§ **Excerpt provided**
_ _ _ _ _

What, then? Do you? Or are you still too frightened to have faith?
What if He told you He loves you?
There, on your own Cross, in your own death, ruined and wrecked, He loves you. He did not do this to you. Sin itself did-- yours, and all of humanity's, known and unknown-- its very touch is a death sentence, now nailed above your head in lurid letters, but He knew those words already and He speaks different ones, against all common sense and self-loathing and bitterness, and you cannot understand. He shoulders the weight with you, without your asking-- your pride would not let you. You don't understand how He loves you if you're up there, but... so is He, you must admit. Smiling, His eyes so sincere. He looks at you and for a moment you forget pain; you forget death. For a moment, you get it.
He loves you. Life Himself loves you.
Do you trust in that love? Do you trust in Him, dying with you?

_ _ _ _ _

§ **Source material**
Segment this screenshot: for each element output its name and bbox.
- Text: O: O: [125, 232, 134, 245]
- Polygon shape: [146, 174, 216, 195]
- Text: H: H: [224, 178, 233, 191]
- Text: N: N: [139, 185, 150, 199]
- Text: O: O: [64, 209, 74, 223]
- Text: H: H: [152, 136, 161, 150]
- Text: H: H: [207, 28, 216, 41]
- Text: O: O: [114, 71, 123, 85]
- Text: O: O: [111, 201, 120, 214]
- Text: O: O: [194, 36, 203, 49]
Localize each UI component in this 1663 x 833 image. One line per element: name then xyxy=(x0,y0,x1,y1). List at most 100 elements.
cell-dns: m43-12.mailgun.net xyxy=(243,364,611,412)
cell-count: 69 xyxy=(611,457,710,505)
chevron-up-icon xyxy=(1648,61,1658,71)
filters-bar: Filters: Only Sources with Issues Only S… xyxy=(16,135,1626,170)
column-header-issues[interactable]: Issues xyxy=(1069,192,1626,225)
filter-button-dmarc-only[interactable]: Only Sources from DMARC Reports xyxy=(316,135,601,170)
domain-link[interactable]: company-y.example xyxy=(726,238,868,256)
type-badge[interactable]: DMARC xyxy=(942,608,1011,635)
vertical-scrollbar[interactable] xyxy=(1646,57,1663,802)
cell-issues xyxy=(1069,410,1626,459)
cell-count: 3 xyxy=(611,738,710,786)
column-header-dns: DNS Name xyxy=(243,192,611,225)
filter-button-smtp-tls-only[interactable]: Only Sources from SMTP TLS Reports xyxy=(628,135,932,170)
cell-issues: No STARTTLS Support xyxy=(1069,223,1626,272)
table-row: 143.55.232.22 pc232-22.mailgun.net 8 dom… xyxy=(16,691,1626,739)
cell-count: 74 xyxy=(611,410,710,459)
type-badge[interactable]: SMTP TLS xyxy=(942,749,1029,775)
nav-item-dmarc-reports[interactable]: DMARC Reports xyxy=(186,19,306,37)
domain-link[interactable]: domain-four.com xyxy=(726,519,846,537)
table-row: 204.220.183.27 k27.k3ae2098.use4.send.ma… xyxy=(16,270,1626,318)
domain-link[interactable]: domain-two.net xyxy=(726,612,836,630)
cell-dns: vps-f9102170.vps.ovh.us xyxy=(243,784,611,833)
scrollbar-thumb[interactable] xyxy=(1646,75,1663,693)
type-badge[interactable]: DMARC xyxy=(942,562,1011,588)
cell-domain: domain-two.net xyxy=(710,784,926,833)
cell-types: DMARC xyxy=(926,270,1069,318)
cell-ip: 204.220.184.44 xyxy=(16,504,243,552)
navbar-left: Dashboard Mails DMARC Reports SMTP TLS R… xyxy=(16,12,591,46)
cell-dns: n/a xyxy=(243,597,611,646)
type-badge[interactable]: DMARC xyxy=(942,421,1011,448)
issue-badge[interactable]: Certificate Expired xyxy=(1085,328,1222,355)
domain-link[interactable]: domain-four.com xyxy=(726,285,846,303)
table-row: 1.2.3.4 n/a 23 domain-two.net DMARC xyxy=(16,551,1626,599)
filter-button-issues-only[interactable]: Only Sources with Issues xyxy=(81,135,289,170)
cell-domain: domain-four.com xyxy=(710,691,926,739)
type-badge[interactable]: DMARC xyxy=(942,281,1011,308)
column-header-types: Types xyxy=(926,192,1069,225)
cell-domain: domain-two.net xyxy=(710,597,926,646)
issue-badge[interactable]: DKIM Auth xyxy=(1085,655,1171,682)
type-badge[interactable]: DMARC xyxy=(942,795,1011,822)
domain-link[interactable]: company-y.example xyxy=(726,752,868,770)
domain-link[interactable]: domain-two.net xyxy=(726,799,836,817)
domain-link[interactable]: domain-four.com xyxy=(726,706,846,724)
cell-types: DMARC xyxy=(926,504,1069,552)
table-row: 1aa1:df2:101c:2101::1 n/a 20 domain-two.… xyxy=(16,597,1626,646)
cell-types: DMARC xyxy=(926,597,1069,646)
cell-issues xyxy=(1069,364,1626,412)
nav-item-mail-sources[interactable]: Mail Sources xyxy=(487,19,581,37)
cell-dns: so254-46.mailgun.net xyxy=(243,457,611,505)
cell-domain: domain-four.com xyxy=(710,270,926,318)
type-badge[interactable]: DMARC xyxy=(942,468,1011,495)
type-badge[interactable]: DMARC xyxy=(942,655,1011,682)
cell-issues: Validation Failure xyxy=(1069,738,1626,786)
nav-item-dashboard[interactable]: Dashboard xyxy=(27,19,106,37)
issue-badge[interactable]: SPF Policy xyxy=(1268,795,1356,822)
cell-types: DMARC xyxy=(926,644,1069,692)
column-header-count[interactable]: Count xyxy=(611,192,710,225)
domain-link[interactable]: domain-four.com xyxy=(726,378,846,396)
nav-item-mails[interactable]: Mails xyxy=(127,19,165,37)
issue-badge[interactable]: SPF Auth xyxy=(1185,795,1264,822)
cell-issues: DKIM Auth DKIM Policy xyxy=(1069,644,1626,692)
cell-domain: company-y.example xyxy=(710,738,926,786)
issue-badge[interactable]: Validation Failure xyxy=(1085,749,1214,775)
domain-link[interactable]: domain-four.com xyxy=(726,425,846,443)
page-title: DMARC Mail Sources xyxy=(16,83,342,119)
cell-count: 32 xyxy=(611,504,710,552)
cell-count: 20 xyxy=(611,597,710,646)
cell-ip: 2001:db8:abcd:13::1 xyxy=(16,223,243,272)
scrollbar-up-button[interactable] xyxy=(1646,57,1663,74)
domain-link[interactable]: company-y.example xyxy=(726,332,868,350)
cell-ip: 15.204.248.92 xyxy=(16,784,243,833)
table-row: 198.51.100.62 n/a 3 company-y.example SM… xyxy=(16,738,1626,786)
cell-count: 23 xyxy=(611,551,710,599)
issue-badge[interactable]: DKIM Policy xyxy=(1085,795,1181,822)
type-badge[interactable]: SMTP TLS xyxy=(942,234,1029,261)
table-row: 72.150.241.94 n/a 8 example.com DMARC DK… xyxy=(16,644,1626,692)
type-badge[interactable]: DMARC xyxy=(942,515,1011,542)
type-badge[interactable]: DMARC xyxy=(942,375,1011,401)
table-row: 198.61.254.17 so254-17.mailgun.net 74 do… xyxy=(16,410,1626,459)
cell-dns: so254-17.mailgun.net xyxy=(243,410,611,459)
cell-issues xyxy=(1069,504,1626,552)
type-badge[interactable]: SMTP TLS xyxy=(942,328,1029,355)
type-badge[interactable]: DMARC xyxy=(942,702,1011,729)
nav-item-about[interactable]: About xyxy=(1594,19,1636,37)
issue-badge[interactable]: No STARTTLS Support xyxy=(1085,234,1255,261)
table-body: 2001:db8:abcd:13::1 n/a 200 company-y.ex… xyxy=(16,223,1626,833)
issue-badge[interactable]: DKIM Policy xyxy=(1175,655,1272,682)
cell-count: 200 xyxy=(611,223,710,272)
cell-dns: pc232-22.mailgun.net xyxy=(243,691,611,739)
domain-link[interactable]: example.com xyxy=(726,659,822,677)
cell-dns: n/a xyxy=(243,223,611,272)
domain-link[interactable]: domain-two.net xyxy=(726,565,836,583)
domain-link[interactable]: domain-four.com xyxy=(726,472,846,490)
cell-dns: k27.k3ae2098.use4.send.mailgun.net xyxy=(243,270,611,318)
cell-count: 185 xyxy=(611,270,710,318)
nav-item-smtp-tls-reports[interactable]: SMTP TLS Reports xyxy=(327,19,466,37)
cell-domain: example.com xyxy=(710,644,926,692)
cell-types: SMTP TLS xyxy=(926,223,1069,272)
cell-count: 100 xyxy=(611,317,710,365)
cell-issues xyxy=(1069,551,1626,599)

_ _ _ _ _

§ **Work to complete**
1 - Answer these questions about the passage on the Cross:
(a) What does the passage say caused "this" to you, if He did not?
(b) What is described as nailed above your head, and in what kind of letters?
(c) What two things does the passage say you forget for a moment when He looks at you?
2 - Carry the passage on the Cross forward from its last sentence.

§ **Answers per task**
1 -
(a) Sin itself: yours and all of humanity's, known and unknown.
(b) A death sentence, in lurid letters.
(c) Pain and death.

2 -
Now, in your bleakest moments, you have a spark of hope. You are embraced in the infinite reach of His outstretched arms. You are seen, you are cared for, you are healed-- somehow, somehow, no matter the damage, your soul is preserved entire, clothed in dazzling light, and no man on earth can frighten you now--
This is love, you suddenly realize. How strange. How perfect.
O Death, where is your sting? It has been transmuted into song.
Through the Cross, God has claimed the very territory of death for Himself. In His awesome Wisdom and Power, He has vanquished every enemy by their own weapons; He has ultimately disarmed hell itself. Death has been nullified. Through the Cross, every tombstone now becomes a door, to soon be rolled away in joy.
Now, by His sharing in humanity's suffering, every soul seemingly trapped in misery now has a Way out of it, forever. That misshapen wreck of bronze, that mangled tree, those burned branches of our scarred and scalded arms reaching desperately to a heaven we cannot see-- Christ has come down to bind our broken hands, and with all tenderness, to lift us up with Him. We shall ascend from our anguish. We have hope beyond all hell.
We look to the Cross, in all its awful splendor, and we no longer run-- we embrace it. No matter what we must endure at human hands, Christ is in the crater with us.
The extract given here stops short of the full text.